**Suas instruções**
Prossiga com o texto sobre o naufrágio do apóstolo Paulo em Malta, escrevendo a continuação a partir da última frase apresentada.

**Trecho fornecido**
________

Apóstolo Paulo — Fundo Histórico do Naufrágio (Part. I)

NAUFRÁGIO, HISTÓRICO, FUNDO, PAULO, APÓSTOLO Na escuridão da noite, um navio com 276 pessoas a bordo aproxima-se de uma ilha no Mediterrâneo. A tripulação e os passageiros estão exaustos de serem jogados de um lado para o outro pelas águas agitadas por uma tempestade que já dura 14 dias. Ao amanhecer, avistam uma baía e tentam levar o navio para a praia, mas a proa fica encalhada, totalmente imóvel, e as ondas despedaçam a popa. Todos abandonam o navio e conseguem chegar ao litoral de Malta, nadando ou boiando agarrados a pranchas de madeira ou a outros objetos. Exaustos e com frio, eles se arrastam para fora das ondas agitadas. Entre os passageiros encontra-se o apóstolo cristão Paulo, que está sendo levado para Roma, a fim de ser julgado. — Atos 27:27-44.

Esse naufrágio na ilha de Malta não foi a primeira vez que Paulo correu risco de vida no mar. Poucos anos antes, ele escreveu: “Três vezes sofri naufrágio, uma noite e um dia passei no profundo.” Disse também que havia corrido “perigos no mar”. (2 Coríntios 11:25-27) As viagens marítimas o ajudaram a cumprir a função que Deus lhe deu como “apóstolo para as nações”. — Romanos 11:13.

________

**Informações fornecidas**
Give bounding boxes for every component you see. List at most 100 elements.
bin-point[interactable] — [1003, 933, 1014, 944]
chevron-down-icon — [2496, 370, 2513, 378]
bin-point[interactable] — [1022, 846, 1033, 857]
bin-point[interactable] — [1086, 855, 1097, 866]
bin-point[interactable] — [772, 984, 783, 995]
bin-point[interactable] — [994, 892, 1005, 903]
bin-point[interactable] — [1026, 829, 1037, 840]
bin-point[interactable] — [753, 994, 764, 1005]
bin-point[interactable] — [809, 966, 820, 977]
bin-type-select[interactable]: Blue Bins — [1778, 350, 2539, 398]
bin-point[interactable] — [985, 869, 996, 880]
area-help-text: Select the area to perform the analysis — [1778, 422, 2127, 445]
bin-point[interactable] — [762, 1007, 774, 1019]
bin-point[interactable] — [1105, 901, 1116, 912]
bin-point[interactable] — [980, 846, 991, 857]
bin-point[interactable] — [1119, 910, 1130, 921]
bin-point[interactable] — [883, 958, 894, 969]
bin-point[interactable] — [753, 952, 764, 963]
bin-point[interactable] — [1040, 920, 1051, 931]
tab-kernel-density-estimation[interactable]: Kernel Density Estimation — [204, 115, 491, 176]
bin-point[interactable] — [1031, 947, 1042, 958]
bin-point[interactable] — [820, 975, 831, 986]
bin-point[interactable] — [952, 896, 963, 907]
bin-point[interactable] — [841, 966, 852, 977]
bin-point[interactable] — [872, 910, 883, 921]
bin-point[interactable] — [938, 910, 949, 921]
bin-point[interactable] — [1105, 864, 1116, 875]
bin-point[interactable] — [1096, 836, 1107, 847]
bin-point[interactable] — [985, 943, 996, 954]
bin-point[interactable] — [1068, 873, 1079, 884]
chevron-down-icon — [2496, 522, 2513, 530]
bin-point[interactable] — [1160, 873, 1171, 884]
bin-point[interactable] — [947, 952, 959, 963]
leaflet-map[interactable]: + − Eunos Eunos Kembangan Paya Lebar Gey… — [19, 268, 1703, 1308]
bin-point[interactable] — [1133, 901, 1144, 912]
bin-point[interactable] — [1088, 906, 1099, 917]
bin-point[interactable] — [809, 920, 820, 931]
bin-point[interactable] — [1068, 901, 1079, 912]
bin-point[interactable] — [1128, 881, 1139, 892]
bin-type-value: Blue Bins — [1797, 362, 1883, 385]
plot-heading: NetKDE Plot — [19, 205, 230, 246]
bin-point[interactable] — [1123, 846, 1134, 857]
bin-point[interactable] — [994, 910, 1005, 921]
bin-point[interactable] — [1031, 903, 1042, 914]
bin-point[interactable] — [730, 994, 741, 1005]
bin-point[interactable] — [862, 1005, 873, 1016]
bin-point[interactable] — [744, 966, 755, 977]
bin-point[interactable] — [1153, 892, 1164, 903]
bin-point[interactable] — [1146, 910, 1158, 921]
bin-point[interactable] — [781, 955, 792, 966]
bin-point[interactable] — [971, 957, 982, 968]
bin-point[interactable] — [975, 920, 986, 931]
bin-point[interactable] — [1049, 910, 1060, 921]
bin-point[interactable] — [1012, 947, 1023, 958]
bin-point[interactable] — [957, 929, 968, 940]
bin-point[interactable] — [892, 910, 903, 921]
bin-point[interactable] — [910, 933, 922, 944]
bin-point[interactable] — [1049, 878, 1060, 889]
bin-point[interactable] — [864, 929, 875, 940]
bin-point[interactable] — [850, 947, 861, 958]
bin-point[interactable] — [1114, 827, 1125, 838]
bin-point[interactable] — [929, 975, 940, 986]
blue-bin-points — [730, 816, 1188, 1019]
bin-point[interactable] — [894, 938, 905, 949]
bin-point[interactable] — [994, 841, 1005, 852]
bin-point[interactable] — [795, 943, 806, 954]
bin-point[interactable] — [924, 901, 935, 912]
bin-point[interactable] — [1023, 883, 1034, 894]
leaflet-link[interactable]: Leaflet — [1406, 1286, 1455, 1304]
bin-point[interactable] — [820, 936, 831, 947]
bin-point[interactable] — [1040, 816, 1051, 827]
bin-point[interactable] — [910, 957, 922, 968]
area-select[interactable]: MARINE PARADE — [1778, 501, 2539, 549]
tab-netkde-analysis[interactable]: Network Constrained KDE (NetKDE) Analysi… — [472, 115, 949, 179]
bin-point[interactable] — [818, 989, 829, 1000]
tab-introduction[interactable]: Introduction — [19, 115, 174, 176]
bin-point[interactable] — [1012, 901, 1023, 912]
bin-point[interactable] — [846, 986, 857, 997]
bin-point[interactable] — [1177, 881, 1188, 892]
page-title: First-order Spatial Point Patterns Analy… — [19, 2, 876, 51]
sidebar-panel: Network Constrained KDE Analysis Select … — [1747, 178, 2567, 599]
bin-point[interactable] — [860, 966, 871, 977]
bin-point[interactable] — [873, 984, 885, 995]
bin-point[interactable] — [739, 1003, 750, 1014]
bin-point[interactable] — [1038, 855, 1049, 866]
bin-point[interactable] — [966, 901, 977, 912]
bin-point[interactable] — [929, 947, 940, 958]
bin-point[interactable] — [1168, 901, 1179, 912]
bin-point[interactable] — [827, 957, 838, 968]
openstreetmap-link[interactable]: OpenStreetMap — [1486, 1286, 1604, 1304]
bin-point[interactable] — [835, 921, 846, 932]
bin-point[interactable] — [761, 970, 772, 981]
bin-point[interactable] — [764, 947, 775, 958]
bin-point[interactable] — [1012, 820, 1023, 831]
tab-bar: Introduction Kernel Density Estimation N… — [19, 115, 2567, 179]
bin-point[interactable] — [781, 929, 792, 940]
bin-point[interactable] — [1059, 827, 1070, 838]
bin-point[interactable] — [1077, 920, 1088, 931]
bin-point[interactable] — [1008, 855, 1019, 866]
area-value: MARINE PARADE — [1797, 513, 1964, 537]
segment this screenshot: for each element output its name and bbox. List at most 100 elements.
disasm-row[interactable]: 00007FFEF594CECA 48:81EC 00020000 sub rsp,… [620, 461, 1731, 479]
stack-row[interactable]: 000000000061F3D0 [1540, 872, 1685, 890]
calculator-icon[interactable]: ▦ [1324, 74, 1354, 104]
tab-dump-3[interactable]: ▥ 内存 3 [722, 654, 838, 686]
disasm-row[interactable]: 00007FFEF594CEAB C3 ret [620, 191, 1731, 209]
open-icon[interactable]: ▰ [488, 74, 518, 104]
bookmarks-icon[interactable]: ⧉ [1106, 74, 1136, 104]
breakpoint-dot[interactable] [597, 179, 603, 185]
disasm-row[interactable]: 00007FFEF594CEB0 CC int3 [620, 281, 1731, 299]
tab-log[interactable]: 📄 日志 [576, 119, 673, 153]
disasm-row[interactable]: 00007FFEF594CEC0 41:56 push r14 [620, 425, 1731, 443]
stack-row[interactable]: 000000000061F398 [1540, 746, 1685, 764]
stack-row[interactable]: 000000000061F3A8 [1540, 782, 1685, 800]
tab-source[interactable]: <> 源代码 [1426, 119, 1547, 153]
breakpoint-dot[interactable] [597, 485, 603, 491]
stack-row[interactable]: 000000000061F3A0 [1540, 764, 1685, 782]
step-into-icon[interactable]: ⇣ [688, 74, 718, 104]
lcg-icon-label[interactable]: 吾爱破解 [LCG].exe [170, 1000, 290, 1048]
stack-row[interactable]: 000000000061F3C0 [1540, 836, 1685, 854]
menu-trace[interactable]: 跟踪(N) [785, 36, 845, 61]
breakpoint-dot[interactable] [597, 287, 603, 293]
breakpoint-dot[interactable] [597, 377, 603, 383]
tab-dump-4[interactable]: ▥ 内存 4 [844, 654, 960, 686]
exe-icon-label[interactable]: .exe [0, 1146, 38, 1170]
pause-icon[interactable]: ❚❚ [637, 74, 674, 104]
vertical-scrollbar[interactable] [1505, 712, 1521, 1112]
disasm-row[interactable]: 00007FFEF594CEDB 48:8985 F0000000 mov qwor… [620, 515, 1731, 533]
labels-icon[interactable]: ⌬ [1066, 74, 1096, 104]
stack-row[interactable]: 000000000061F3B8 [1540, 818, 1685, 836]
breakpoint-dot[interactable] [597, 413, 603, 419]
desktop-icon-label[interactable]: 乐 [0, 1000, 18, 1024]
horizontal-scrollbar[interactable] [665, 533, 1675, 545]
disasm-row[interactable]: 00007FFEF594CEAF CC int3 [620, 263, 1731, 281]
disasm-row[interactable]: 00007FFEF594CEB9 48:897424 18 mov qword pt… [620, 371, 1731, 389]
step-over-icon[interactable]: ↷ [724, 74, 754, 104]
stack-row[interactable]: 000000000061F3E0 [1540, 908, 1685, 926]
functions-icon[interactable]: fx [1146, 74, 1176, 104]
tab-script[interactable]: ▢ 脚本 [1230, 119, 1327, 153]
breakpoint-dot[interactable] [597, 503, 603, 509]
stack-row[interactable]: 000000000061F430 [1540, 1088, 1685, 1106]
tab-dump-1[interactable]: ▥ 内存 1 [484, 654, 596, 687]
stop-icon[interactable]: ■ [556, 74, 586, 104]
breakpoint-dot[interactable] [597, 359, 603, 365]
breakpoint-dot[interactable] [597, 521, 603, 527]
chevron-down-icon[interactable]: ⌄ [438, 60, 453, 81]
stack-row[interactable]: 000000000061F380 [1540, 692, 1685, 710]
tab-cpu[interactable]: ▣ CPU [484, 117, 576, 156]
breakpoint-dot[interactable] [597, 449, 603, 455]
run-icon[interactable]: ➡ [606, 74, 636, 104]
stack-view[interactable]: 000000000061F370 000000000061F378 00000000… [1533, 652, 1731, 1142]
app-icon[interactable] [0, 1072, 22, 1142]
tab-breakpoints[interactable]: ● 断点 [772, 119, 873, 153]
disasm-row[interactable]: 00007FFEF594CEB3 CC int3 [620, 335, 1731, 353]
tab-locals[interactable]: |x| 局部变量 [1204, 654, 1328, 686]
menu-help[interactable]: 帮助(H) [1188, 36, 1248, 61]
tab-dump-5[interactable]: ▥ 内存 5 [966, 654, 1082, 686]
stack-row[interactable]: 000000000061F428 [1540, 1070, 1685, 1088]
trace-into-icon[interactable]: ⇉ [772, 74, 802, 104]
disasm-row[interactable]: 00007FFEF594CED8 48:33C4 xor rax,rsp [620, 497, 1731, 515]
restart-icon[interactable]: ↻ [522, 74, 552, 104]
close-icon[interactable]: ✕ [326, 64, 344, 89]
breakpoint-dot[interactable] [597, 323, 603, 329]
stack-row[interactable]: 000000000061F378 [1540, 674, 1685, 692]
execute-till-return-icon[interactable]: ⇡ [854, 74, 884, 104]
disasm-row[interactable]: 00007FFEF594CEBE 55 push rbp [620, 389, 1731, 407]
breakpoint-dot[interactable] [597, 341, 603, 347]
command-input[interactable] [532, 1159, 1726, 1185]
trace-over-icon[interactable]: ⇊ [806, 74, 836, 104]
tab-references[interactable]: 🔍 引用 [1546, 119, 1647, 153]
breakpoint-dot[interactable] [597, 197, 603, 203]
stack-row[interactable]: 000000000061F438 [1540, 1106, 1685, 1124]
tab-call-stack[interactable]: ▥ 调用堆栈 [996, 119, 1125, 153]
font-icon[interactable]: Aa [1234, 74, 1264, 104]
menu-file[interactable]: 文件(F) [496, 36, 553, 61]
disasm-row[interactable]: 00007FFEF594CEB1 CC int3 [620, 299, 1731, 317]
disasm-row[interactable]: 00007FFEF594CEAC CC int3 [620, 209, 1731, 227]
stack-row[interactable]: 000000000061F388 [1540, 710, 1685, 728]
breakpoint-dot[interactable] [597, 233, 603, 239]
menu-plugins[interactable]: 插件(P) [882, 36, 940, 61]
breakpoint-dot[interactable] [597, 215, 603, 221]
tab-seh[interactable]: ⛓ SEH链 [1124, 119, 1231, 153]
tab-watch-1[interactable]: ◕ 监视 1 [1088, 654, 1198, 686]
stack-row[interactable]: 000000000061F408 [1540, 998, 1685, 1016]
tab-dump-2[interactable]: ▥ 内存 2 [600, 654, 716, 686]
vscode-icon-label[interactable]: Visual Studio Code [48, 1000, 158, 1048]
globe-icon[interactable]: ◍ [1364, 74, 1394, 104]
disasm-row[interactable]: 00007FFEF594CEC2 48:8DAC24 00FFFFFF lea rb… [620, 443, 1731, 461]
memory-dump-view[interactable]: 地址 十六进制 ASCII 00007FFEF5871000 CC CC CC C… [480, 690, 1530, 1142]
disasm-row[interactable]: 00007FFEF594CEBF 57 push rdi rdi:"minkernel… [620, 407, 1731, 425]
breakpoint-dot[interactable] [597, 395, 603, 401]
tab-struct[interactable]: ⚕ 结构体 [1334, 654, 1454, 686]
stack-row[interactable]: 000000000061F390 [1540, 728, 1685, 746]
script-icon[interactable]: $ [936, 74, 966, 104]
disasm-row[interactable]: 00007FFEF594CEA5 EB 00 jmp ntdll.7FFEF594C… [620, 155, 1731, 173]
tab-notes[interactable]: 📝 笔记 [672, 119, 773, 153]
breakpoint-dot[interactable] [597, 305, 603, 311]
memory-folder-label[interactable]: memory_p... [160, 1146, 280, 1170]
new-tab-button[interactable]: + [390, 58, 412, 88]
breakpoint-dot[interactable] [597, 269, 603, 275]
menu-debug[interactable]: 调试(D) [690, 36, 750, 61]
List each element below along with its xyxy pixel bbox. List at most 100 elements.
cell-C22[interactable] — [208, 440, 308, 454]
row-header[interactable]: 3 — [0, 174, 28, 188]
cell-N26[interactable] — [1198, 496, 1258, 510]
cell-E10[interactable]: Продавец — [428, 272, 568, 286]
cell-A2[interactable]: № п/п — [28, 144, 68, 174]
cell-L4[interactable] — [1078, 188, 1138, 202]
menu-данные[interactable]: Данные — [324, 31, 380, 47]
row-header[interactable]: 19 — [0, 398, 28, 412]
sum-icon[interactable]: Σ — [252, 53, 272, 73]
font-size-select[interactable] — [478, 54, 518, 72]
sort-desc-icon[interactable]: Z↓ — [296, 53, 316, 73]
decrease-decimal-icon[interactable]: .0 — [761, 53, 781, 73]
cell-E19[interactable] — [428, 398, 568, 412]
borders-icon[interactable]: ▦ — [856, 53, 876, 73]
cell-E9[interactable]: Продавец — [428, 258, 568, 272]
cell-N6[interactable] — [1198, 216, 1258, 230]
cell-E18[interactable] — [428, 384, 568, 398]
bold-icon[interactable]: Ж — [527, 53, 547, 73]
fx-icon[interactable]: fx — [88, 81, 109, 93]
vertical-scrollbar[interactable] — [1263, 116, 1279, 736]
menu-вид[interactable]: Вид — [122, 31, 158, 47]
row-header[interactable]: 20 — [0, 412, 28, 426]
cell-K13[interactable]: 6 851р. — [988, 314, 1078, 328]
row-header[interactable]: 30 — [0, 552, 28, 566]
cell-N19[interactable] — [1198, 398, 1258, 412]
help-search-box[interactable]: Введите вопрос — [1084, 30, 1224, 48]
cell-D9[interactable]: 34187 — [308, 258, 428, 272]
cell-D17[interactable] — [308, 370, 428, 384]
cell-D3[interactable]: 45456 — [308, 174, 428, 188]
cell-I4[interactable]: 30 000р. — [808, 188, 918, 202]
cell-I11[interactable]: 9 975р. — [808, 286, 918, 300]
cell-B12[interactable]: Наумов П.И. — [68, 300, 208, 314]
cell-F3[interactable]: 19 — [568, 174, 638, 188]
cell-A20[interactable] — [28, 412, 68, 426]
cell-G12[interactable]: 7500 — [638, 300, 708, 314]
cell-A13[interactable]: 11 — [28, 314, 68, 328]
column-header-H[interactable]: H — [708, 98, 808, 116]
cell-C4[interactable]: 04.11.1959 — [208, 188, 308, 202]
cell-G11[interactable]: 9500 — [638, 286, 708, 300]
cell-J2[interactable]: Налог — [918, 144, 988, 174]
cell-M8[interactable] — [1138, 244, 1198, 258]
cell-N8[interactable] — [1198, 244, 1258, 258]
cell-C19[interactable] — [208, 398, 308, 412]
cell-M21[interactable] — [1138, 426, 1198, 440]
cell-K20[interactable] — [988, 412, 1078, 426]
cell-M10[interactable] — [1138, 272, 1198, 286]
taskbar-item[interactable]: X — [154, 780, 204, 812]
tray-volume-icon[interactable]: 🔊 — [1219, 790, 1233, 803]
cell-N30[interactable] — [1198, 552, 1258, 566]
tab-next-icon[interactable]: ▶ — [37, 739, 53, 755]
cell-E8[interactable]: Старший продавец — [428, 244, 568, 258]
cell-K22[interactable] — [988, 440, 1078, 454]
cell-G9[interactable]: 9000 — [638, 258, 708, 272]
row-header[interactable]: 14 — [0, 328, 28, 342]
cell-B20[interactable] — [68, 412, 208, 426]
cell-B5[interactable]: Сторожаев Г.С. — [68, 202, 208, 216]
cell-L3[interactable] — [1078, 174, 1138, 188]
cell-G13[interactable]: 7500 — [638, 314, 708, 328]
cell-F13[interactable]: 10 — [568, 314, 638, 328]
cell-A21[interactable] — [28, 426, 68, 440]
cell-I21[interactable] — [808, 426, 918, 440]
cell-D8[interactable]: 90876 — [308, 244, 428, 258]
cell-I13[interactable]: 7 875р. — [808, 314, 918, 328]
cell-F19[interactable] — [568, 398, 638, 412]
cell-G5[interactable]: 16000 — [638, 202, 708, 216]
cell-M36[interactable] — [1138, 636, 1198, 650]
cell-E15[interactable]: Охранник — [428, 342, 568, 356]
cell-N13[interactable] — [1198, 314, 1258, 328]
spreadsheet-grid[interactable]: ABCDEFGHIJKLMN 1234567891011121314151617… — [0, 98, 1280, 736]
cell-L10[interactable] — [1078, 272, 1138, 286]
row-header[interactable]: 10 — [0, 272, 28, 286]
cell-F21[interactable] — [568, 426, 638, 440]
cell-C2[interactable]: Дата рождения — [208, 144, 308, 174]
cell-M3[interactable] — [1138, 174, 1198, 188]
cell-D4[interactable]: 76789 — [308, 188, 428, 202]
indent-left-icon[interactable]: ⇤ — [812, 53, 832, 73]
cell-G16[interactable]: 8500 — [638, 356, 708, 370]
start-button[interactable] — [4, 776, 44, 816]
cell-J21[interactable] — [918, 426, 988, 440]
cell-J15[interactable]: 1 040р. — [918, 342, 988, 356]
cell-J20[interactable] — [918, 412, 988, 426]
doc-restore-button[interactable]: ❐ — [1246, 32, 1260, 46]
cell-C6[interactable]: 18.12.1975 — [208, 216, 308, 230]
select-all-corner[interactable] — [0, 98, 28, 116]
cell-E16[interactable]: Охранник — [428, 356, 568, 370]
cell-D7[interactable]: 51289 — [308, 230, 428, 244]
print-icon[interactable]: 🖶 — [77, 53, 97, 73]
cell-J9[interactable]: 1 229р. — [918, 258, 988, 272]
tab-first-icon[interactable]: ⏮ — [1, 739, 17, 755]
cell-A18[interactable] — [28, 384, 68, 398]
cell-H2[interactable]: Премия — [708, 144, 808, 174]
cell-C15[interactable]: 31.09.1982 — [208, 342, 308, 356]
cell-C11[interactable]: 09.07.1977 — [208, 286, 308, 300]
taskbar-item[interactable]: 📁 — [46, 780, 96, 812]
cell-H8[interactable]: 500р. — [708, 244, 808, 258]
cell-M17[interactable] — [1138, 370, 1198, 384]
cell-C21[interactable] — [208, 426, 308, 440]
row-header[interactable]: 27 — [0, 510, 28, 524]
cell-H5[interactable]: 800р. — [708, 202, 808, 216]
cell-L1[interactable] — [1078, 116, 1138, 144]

________

**Resultado da tarefa**
Qual era o volume do tráfego marítimo no primeiro século? Que papel desempenhava na disseminação do cristianismo? Era seguro viajar de navio? Que tipos de embarcações eram usadas? E como os passageiros eram acomodados?
Roma dependia do comércio marítimo

Os romanos chamavam o Mediterrâneo de Mare Nostrum — Nosso Mar. O controle das rotas marítimas era fundamental para Roma não apenas por razões militares. Muitas cidades do Império Romano eram portuárias ou eram servidas por portos. Roma, por exemplo, tinha seu porto marítimo na vizinha Óstia, ao passo que Corinto usava Lecaion e Cencréia, e a Antioquia da Síria era servida pela Selêucia. As boas conexões marítimas existentes entre esses portos garantiam a rápida comunicação com cidades-chave e facilitavam a administração eficiente das províncias romanas.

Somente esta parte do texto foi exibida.